Stored dataset items:
= = = = = = =

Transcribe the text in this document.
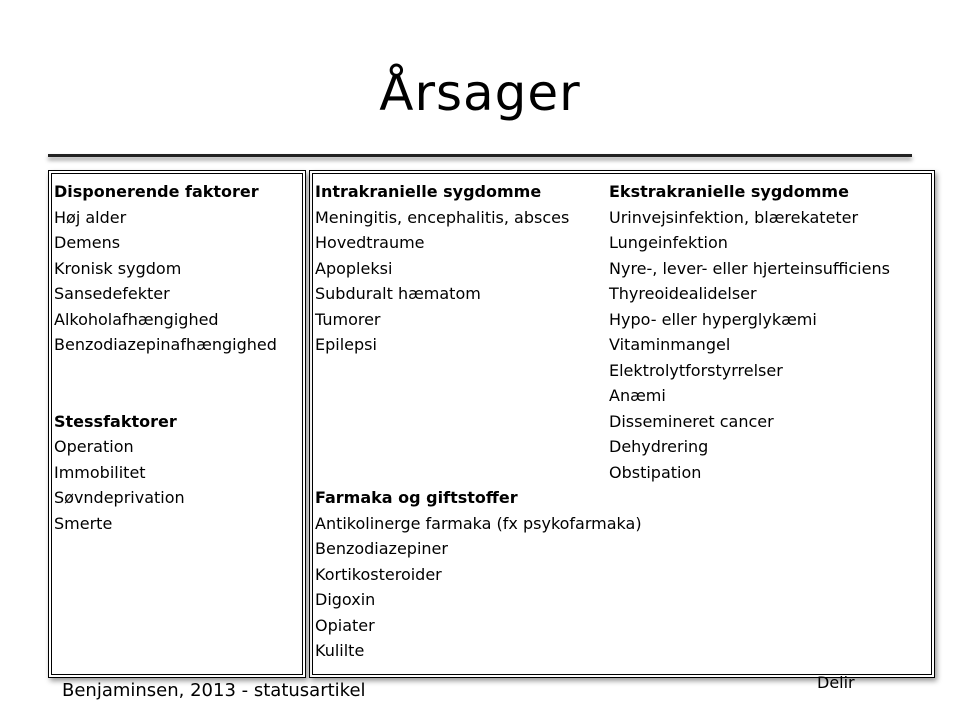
Årsager
Disponerende faktorer
Høj alder
Demens
Kronisk sygdom
Sansedefekter
Alkoholafhængighed
Benzodiazepinafhængighed
Stessfaktorer
Operation
Immobilitet
Søvndeprivation
Smerte
Intrakranielle sygdomme
Meningitis, encephalitis, absces
Hovedtraume
Apopleksi
Subduralt hæmatom
Tumorer
Epilepsi
Ekstrakranielle sygdomme
Urinvejsinfektion, blærekateter
Lungeinfektion
Nyre-, lever- eller hjerteinsufficiens
Thyreoidealidelser
Hypo- eller hyperglykæmi
Vitaminmangel
Elektrolytforstyrrelser
Anæmi
Dissemineret cancer
Dehydrering
Obstipation
Farmaka og giftstoffer
Antikolinerge farmaka (fx psykofarmaka)
Benzodiazepiner
Kortikosteroider
Digoxin
Opiater
Kulilte
Benjaminsen, 2013 - statusartikel	Delir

= = = = = = =

# WORK REQUIRED:
Could you please give the number of lines in the data above that contain the word "sygdomme"? Only the number is needed.

# ANSWER TO THIS EXERCISE:
2